:: Written exercise ::
Count the lines that hold the string "Nachsorge". Reply with the number alone.

── Provided records

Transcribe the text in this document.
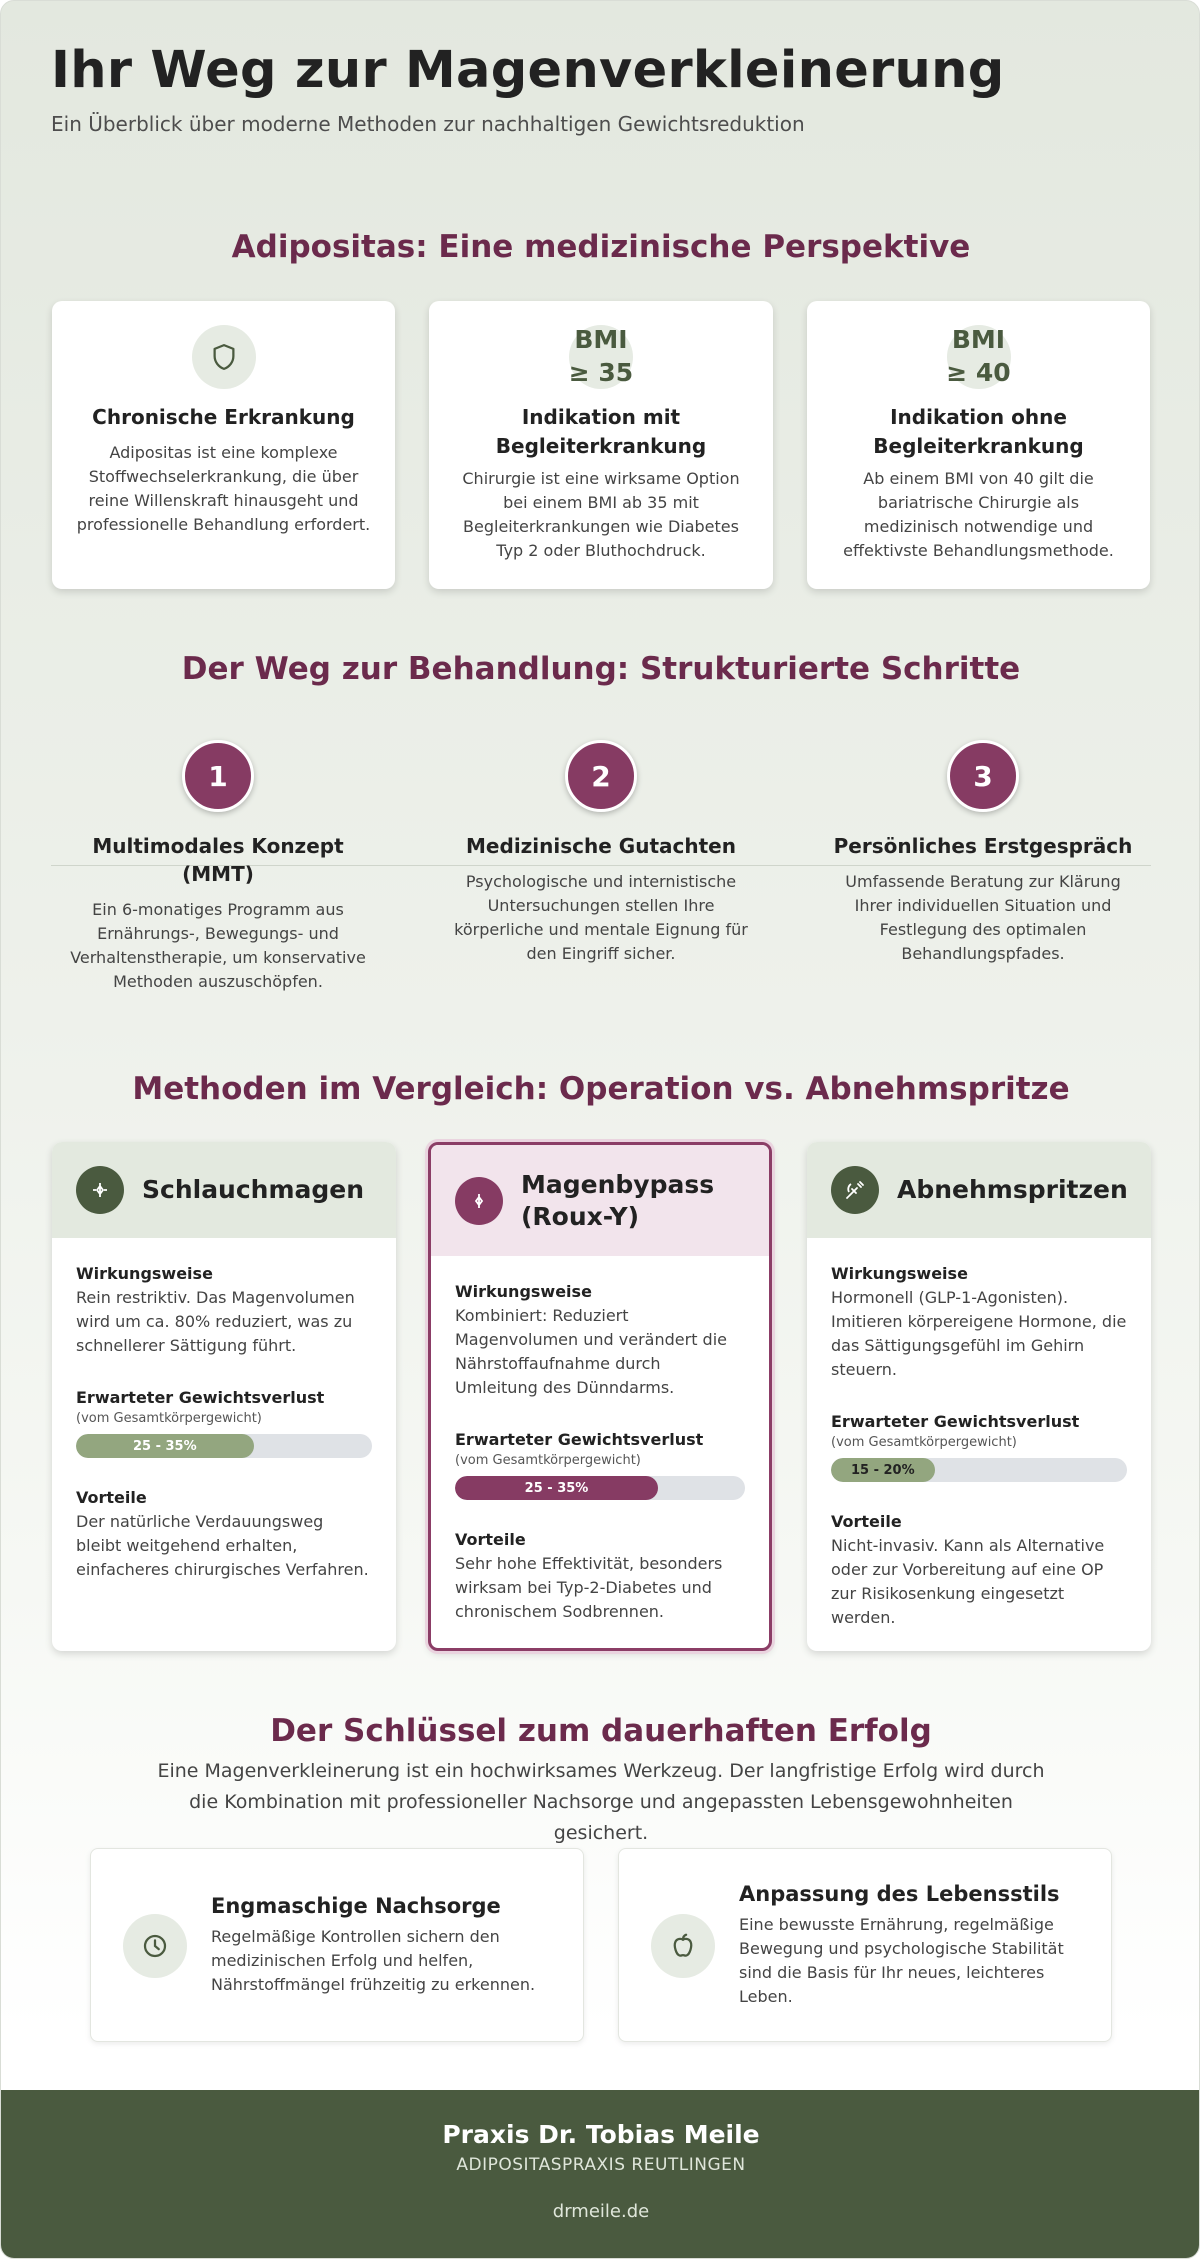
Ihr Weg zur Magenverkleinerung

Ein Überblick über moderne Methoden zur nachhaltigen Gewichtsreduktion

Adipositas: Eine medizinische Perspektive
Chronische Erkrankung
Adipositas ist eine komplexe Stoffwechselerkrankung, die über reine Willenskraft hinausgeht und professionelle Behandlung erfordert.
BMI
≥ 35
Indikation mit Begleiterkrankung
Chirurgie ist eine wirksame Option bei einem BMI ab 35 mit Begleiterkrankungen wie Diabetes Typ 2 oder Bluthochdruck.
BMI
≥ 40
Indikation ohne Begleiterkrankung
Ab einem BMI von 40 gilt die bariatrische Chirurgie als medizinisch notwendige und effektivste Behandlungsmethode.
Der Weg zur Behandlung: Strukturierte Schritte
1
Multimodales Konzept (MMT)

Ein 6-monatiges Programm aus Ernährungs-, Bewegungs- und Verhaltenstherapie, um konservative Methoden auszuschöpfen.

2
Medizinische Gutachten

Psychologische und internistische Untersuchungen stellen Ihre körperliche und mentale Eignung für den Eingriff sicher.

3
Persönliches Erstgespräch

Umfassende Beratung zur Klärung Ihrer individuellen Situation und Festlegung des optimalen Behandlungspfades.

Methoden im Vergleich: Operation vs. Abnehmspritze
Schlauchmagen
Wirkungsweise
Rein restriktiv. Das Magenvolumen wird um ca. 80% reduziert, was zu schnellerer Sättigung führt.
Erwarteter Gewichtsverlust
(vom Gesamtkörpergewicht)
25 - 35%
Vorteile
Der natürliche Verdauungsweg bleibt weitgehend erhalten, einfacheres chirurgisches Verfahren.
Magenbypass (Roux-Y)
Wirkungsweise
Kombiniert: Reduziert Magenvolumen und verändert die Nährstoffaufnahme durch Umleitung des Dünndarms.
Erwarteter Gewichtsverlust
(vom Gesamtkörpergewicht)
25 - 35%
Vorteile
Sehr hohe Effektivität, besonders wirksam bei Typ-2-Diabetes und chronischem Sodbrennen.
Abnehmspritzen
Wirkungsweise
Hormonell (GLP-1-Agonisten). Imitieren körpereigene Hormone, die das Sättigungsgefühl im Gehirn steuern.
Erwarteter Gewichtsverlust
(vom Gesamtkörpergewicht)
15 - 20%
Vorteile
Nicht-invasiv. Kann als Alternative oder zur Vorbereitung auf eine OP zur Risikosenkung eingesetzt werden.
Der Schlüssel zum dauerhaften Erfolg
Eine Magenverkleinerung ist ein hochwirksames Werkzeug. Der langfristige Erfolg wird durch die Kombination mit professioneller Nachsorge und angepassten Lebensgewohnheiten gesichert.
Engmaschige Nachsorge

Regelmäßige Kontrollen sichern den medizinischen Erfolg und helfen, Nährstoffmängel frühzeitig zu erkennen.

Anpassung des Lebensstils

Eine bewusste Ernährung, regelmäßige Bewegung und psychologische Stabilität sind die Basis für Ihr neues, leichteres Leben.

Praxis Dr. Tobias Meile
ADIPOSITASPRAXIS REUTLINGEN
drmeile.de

────
── Provided records

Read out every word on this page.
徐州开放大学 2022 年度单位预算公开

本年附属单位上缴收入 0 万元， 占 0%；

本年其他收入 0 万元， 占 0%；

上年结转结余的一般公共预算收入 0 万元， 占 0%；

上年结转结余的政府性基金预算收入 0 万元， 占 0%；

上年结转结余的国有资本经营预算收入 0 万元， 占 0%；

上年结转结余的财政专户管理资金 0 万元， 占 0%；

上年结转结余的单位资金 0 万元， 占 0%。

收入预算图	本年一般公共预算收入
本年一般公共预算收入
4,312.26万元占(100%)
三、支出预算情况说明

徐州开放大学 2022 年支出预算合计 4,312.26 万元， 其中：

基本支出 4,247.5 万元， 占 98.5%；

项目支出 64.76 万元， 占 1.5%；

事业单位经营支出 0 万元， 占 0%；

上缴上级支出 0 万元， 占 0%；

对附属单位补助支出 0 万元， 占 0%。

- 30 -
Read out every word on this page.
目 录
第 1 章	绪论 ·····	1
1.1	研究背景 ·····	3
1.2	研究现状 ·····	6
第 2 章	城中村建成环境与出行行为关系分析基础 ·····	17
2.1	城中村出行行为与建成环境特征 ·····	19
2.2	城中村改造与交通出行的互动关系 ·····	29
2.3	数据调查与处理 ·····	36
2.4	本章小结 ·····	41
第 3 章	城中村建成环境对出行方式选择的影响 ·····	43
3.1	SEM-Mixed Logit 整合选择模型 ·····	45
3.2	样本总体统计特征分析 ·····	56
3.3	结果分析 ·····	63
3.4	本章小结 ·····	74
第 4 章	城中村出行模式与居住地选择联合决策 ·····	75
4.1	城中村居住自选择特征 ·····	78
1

────
── Provided records

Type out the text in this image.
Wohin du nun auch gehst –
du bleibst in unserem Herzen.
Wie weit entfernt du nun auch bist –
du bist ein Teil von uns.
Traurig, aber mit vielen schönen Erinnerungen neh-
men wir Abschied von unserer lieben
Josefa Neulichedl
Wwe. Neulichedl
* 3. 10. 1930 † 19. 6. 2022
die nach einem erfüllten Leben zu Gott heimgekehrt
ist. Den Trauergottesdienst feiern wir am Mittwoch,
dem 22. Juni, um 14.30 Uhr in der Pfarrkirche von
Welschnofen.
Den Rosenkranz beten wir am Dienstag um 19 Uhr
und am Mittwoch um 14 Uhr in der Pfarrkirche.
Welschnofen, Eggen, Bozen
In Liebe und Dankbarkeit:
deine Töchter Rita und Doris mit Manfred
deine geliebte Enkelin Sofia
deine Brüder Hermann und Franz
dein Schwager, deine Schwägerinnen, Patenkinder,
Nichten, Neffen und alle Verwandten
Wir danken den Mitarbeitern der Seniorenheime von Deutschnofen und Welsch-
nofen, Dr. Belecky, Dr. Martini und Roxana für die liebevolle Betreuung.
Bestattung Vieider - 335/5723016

────

:: Solved problem ::
2